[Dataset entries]
— START —

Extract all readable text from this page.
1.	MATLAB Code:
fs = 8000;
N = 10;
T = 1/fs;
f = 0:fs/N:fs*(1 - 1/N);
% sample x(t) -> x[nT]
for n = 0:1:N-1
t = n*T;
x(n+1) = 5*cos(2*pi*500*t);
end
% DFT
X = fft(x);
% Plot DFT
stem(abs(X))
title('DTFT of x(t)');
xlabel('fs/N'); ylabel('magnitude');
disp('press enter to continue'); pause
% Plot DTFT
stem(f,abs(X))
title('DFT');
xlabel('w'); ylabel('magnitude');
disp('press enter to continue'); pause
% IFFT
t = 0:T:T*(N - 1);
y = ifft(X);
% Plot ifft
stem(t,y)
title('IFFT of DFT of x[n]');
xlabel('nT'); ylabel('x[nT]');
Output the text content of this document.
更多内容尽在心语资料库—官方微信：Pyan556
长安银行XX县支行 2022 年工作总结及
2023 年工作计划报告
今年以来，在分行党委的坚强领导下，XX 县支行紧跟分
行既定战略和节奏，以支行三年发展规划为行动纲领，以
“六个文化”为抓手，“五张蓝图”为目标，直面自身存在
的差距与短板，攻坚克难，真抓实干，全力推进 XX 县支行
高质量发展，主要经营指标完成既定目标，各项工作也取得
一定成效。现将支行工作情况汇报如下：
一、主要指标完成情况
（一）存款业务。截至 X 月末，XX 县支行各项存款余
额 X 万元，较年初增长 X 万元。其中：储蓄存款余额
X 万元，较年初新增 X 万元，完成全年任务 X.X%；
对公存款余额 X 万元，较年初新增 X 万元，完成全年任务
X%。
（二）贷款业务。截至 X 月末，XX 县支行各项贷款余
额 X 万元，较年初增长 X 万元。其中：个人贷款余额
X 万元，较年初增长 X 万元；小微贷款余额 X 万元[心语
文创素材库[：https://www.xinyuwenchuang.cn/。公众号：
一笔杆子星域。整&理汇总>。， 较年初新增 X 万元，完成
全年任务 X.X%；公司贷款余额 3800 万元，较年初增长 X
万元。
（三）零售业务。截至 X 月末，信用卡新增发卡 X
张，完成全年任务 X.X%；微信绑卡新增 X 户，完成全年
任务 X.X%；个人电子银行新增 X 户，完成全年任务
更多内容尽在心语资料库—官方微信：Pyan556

— END —
— START —

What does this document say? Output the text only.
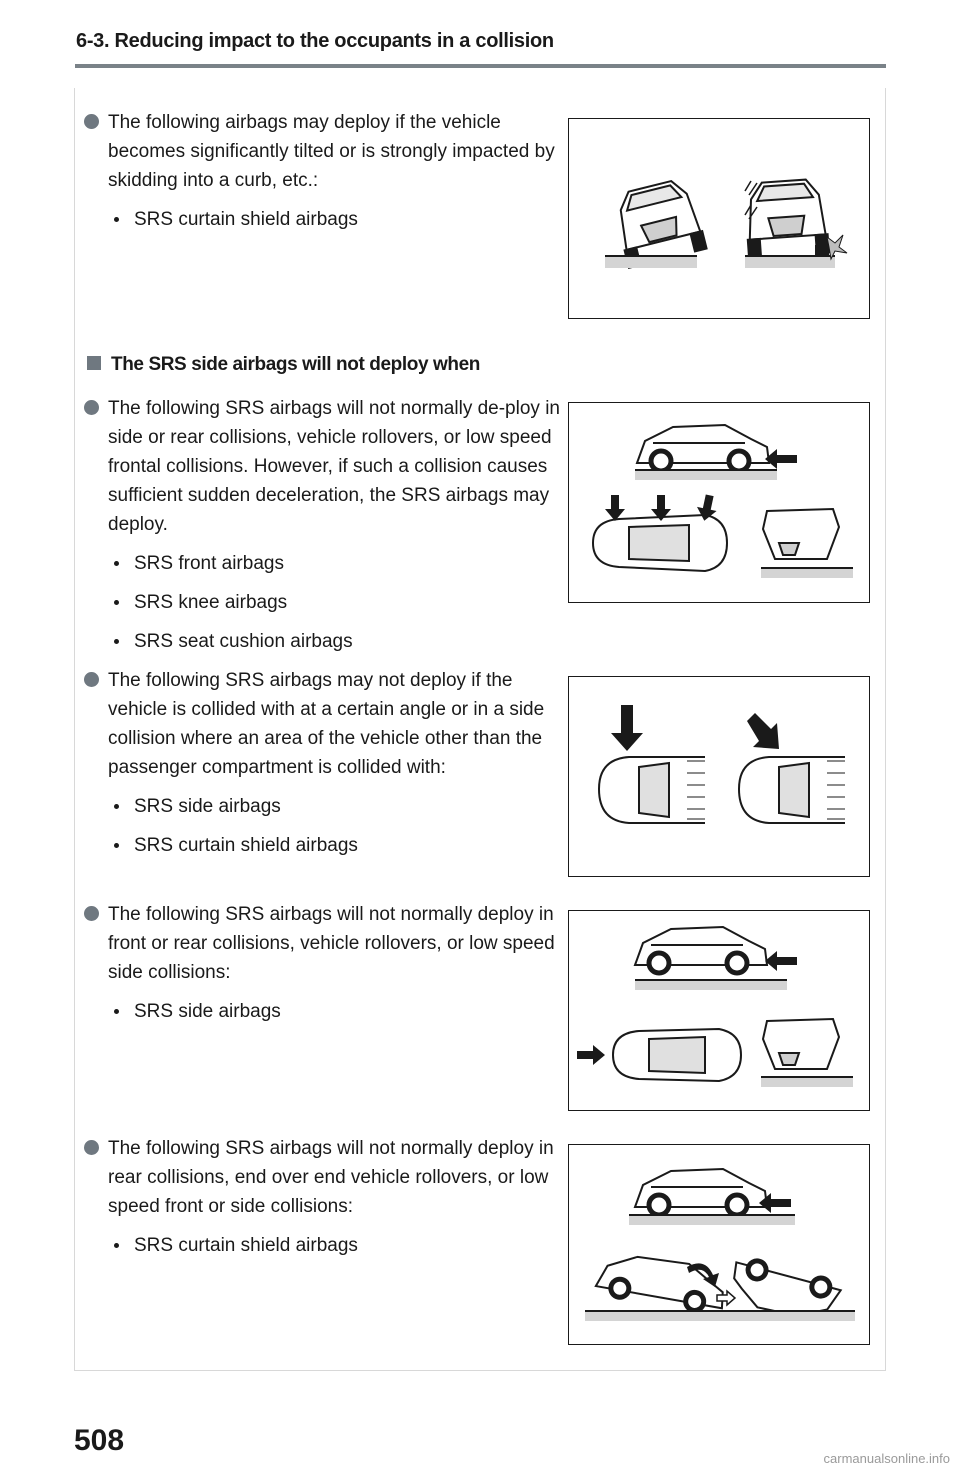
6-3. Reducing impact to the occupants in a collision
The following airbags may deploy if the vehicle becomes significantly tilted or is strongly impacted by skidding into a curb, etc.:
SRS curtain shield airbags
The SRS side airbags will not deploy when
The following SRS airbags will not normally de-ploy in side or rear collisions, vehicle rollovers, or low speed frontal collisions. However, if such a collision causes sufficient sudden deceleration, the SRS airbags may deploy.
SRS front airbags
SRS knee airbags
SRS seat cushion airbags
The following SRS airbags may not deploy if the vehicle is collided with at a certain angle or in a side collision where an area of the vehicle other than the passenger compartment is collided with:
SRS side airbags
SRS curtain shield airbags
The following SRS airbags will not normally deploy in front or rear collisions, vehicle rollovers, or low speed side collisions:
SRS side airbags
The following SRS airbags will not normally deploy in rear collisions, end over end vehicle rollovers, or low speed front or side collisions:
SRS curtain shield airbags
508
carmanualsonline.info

— END —
— START —

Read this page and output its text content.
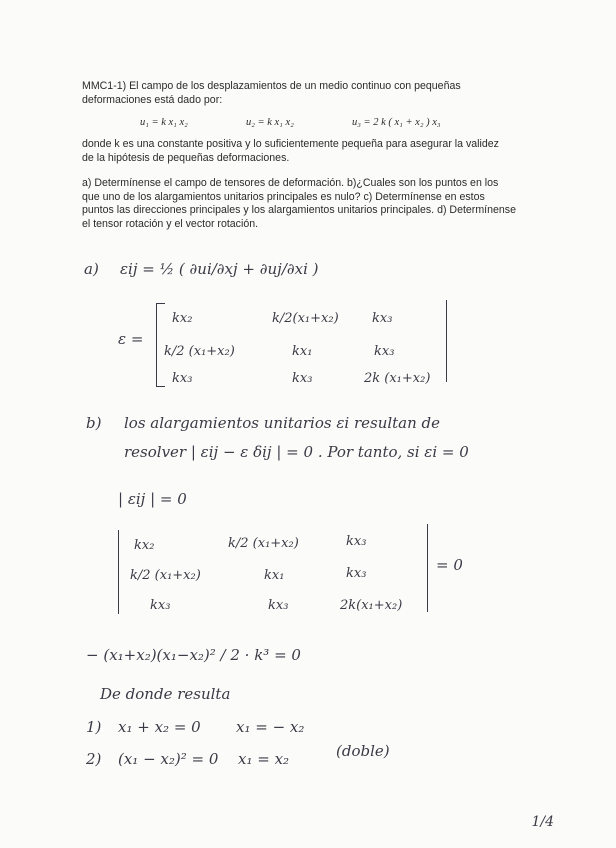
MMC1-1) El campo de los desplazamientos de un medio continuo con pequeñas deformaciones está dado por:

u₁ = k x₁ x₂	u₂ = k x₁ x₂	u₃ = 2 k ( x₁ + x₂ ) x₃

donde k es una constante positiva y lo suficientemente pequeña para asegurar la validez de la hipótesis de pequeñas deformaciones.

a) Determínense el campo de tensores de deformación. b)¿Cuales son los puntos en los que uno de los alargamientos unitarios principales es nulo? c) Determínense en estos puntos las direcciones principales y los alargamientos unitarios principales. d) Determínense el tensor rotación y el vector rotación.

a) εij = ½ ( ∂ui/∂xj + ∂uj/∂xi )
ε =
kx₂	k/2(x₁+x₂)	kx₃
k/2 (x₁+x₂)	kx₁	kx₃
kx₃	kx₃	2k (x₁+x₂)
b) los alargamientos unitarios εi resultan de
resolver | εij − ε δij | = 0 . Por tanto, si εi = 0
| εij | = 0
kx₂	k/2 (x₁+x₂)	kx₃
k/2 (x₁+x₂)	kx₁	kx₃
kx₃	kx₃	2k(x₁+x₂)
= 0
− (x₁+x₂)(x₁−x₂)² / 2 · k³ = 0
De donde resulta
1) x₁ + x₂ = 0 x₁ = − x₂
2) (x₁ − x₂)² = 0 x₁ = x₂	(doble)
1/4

— END —

-- Exercise instructions --
List the lines of the material in which the word "text" occurs.

-- Task answer --
Extract all readable text from this page.
Output the text content of this document.
What does this document say? Output the text only.
Read this page and output its text content.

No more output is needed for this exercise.